THE PROBLEM ▸ Reproduce every record exactly as it appears, but not the pictures.

PROVIDED DATA ▸

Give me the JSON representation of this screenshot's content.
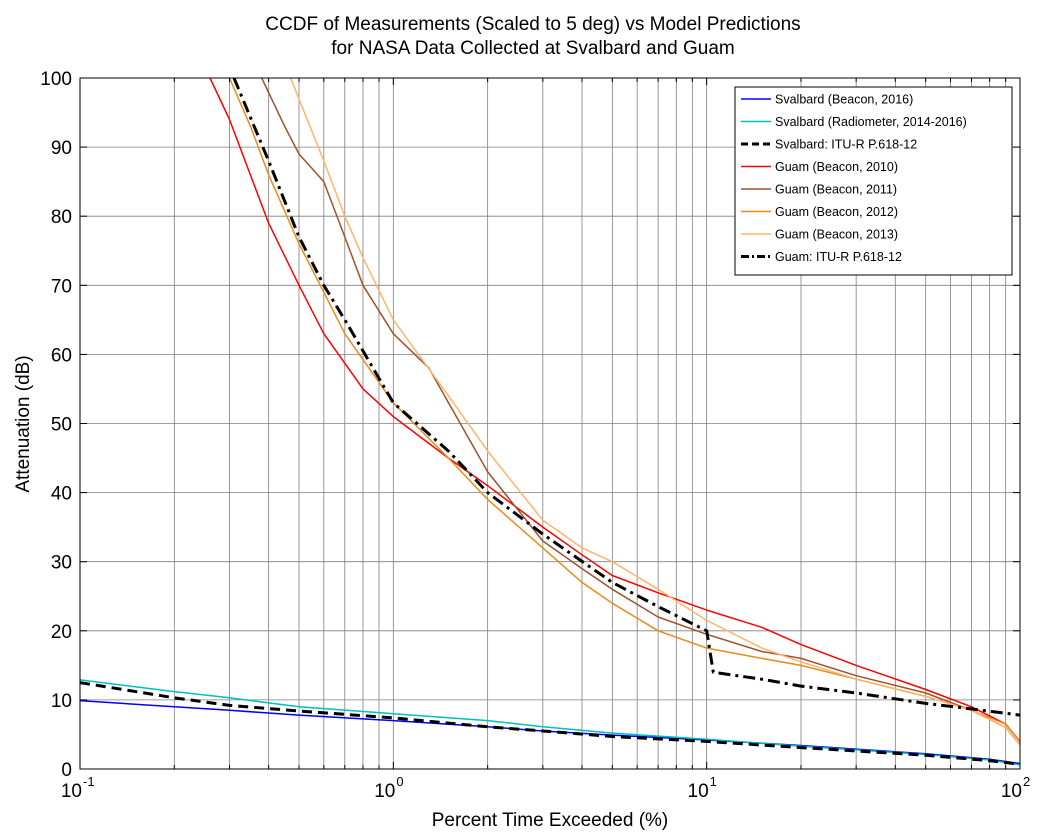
{
  "chart_data": {
    "type": "line",
    "title": [
      "CCDF of Measurements (Scaled to 5 deg) vs Model Predictions",
      "for NASA Data Collected at Svalbard and Guam"
    ],
    "xlabel": "Percent Time Exceeded (%)",
    "ylabel": "Attenuation (dB)",
    "xscale": "log",
    "xlim": [
      0.1,
      100
    ],
    "ylim": [
      0,
      100
    ],
    "xticks": [
      {
        "base": "10",
        "exp": "-1",
        "value": 0.1
      },
      {
        "base": "10",
        "exp": "0",
        "value": 1
      },
      {
        "base": "10",
        "exp": "1",
        "value": 10
      },
      {
        "base": "10",
        "exp": "2",
        "value": 100
      }
    ],
    "yticks": [
      "0",
      "10",
      "20",
      "30",
      "40",
      "50",
      "60",
      "70",
      "80",
      "90",
      "100"
    ],
    "grid": true,
    "legend_position": "top-right",
    "series": [
      {
        "name": "Svalbard (Beacon, 2016)",
        "color": "#0000ff",
        "dash": "solid",
        "x": [
          0.1,
          0.2,
          0.3,
          0.5,
          1,
          2,
          3,
          5,
          10,
          20,
          50,
          80,
          100
        ],
        "y": [
          9.9,
          9.0,
          8.5,
          7.8,
          7.0,
          6.1,
          5.5,
          4.9,
          4.2,
          3.4,
          2.2,
          1.4,
          0.8
        ]
      },
      {
        "name": "Svalbard (Radiometer, 2014-2016)",
        "color": "#00bfbf",
        "dash": "solid",
        "x": [
          0.1,
          0.2,
          0.3,
          0.5,
          1,
          2,
          3,
          5,
          10,
          20,
          50,
          80,
          100
        ],
        "y": [
          12.9,
          11.2,
          10.3,
          9.0,
          8.0,
          7.0,
          6.1,
          5.2,
          4.3,
          3.3,
          2.1,
          1.3,
          0.6
        ]
      },
      {
        "name": "Svalbard: ITU-R P.618-12",
        "color": "#000000",
        "dash": "dashed",
        "x": [
          0.1,
          0.2,
          0.3,
          0.5,
          1,
          2,
          3,
          5,
          10,
          20,
          50,
          80,
          100
        ],
        "y": [
          12.5,
          10.3,
          9.2,
          8.4,
          7.4,
          6.1,
          5.5,
          4.7,
          4.0,
          3.1,
          2.0,
          1.2,
          0.7
        ]
      },
      {
        "name": "Guam (Beacon, 2010)",
        "color": "#ff0000",
        "dash": "solid",
        "x": [
          0.26,
          0.3,
          0.4,
          0.5,
          0.6,
          0.8,
          1,
          1.5,
          2,
          3,
          4,
          5,
          7,
          10,
          15,
          20,
          30,
          50,
          70,
          90,
          100
        ],
        "y": [
          100,
          94,
          79,
          70,
          63,
          55,
          51,
          45,
          41,
          35,
          31,
          28,
          25.5,
          23,
          20.5,
          18,
          15,
          11.5,
          9,
          6.5,
          4
        ]
      },
      {
        "name": "Guam (Beacon, 2011)",
        "color": "#a0522d",
        "dash": "solid",
        "x": [
          0.38,
          0.45,
          0.5,
          0.6,
          0.7,
          0.8,
          1,
          1.3,
          1.5,
          2,
          3,
          4,
          5,
          7,
          10,
          15,
          20,
          30,
          50,
          70,
          90,
          100
        ],
        "y": [
          100,
          93,
          89,
          85,
          77,
          70,
          63,
          58,
          53,
          43,
          33,
          29,
          26,
          22,
          19.5,
          17,
          16,
          13.5,
          11,
          8.5,
          6,
          3.5
        ]
      },
      {
        "name": "Guam (Beacon, 2012)",
        "color": "#e88b1a",
        "dash": "solid",
        "x": [
          0.3,
          0.35,
          0.4,
          0.5,
          0.6,
          0.7,
          1,
          1.5,
          2,
          3,
          4,
          5,
          7,
          10,
          15,
          20,
          30,
          50,
          70,
          90,
          100
        ],
        "y": [
          100,
          93,
          86,
          76,
          69,
          63,
          53,
          45,
          39,
          32,
          27,
          24,
          20,
          17.5,
          16,
          15,
          13,
          10.5,
          8.5,
          6.5,
          4
        ]
      },
      {
        "name": "Guam (Beacon, 2013)",
        "color": "#ffb469",
        "dash": "solid",
        "x": [
          0.47,
          0.6,
          0.7,
          0.8,
          1,
          1.5,
          2,
          3,
          4,
          5,
          7,
          10,
          15,
          20,
          30,
          50,
          70,
          90,
          100
        ],
        "y": [
          100,
          88,
          80,
          74,
          65,
          54,
          46,
          36,
          32,
          30,
          26,
          21.5,
          17.5,
          15.5,
          13,
          10.5,
          8.5,
          6,
          3.5
        ]
      },
      {
        "name": "Guam: ITU-R P.618-12",
        "color": "#000000",
        "dash": "dashdot",
        "x": [
          0.31,
          0.4,
          0.5,
          0.6,
          0.7,
          1,
          1.5,
          2,
          3,
          5,
          7,
          10,
          10.5,
          15,
          20,
          30,
          50,
          70,
          100
        ],
        "y": [
          100,
          88,
          77,
          70,
          65,
          53,
          46,
          40,
          34,
          27,
          23.5,
          20,
          14,
          13,
          12,
          11,
          9.5,
          8.7,
          7.8
        ]
      }
    ]
  }
}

EXPECTED ANSWER ▸
Give me the JSON representation of this screenshot's content.
{
  "chart_data": {
    "type": "line",
    "title": [
      "CCDF of Measurements (Scaled to 5 deg) vs Model Predictions",
      "for NASA Data Collected at Svalbard and Guam"
    ],
    "xlabel": "Percent Time Exceeded (%)",
    "ylabel": "Attenuation (dB)",
    "xscale": "log",
    "xlim": [
      0.1,
      100
    ],
    "ylim": [
      0,
      100
    ],
    "xticks": [
      {
        "base": "10",
        "exp": "-1",
        "value": 0.1
      },
      {
        "base": "10",
        "exp": "0",
        "value": 1
      },
      {
        "base": "10",
        "exp": "1",
        "value": 10
      },
      {
        "base": "10",
        "exp": "2",
        "value": 100
      }
    ],
    "yticks": [
      "0",
      "10",
      "20",
      "30",
      "40",
      "50",
      "60",
      "70",
      "80",
      "90",
      "100"
    ],
    "grid": true,
    "legend_position": "top-right",
    "series": [
      {
        "name": "Svalbard (Beacon, 2016)",
        "color": "#0000ff",
        "dash": "solid",
        "x": [
          0.1,
          0.2,
          0.3,
          0.5,
          1,
          2,
          3,
          5,
          10,
          20,
          50,
          80,
          100
        ],
        "y": [
          9.9,
          9.0,
          8.5,
          7.8,
          7.0,
          6.1,
          5.5,
          4.9,
          4.2,
          3.4,
          2.2,
          1.4,
          0.8
        ]
      },
      {
        "name": "Svalbard (Radiometer, 2014-2016)",
        "color": "#00bfbf",
        "dash": "solid",
        "x": [
          0.1,
          0.2,
          0.3,
          0.5,
          1,
          2,
          3,
          5,
          10,
          20,
          50,
          80,
          100
        ],
        "y": [
          12.9,
          11.2,
          10.3,
          9.0,
          8.0,
          7.0,
          6.1,
          5.2,
          4.3,
          3.3,
          2.1,
          1.3,
          0.6
        ]
      },
      {
        "name": "Svalbard: ITU-R P.618-12",
        "color": "#000000",
        "dash": "dashed",
        "x": [
          0.1,
          0.2,
          0.3,
          0.5,
          1,
          2,
          3,
          5,
          10,
          20,
          50,
          80,
          100
        ],
        "y": [
          12.5,
          10.3,
          9.2,
          8.4,
          7.4,
          6.1,
          5.5,
          4.7,
          4.0,
          3.1,
          2.0,
          1.2,
          0.7
        ]
      },
      {
        "name": "Guam (Beacon, 2010)",
        "color": "#ff0000",
        "dash": "solid",
        "x": [
          0.26,
          0.3,
          0.4,
          0.5,
          0.6,
          0.8,
          1,
          1.5,
          2,
          3,
          4,
          5,
          7,
          10,
          15,
          20,
          30,
          50,
          70,
          90,
          100
        ],
        "y": [
          100,
          94,
          79,
          70,
          63,
          55,
          51,
          45,
          41,
          35,
          31,
          28,
          25.5,
          23,
          20.5,
          18,
          15,
          11.5,
          9,
          6.5,
          4
        ]
      },
      {
        "name": "Guam (Beacon, 2011)",
        "color": "#a0522d",
        "dash": "solid",
        "x": [
          0.38,
          0.45,
          0.5,
          0.6,
          0.7,
          0.8,
          1,
          1.3,
          1.5,
          2,
          3,
          4,
          5,
          7,
          10,
          15,
          20,
          30,
          50,
          70,
          90,
          100
        ],
        "y": [
          100,
          93,
          89,
          85,
          77,
          70,
          63,
          58,
          53,
          43,
          33,
          29,
          26,
          22,
          19.5,
          17,
          16,
          13.5,
          11,
          8.5,
          6,
          3.5
        ]
      },
      {
        "name": "Guam (Beacon, 2012)",
        "color": "#e88b1a",
        "dash": "solid",
        "x": [
          0.3,
          0.35,
          0.4,
          0.5,
          0.6,
          0.7,
          1,
          1.5,
          2,
          3,
          4,
          5,
          7,
          10,
          15,
          20,
          30,
          50,
          70,
          90,
          100
        ],
        "y": [
          100,
          93,
          86,
          76,
          69,
          63,
          53,
          45,
          39,
          32,
          27,
          24,
          20,
          17.5,
          16,
          15,
          13,
          10.5,
          8.5,
          6.5,
          4
        ]
      },
      {
        "name": "Guam (Beacon, 2013)",
        "color": "#ffb469",
        "dash": "solid",
        "x": [
          0.47,
          0.6,
          0.7,
          0.8,
          1,
          1.5,
          2,
          3,
          4,
          5,
          7,
          10,
          15,
          20,
          30,
          50,
          70,
          90,
          100
        ],
        "y": [
          100,
          88,
          80,
          74,
          65,
          54,
          46,
          36,
          32,
          30,
          26,
          21.5,
          17.5,
          15.5,
          13,
          10.5,
          8.5,
          6,
          3.5
        ]
      },
      {
        "name": "Guam: ITU-R P.618-12",
        "color": "#000000",
        "dash": "dashdot",
        "x": [
          0.31,
          0.4,
          0.5,
          0.6,
          0.7,
          1,
          1.5,
          2,
          3,
          5,
          7,
          10,
          10.5,
          15,
          20,
          30,
          50,
          70,
          100
        ],
        "y": [
          100,
          88,
          77,
          70,
          65,
          53,
          46,
          40,
          34,
          27,
          23.5,
          20,
          14,
          13,
          12,
          11,
          9.5,
          8.7,
          7.8
        ]
      }
    ]
  }
}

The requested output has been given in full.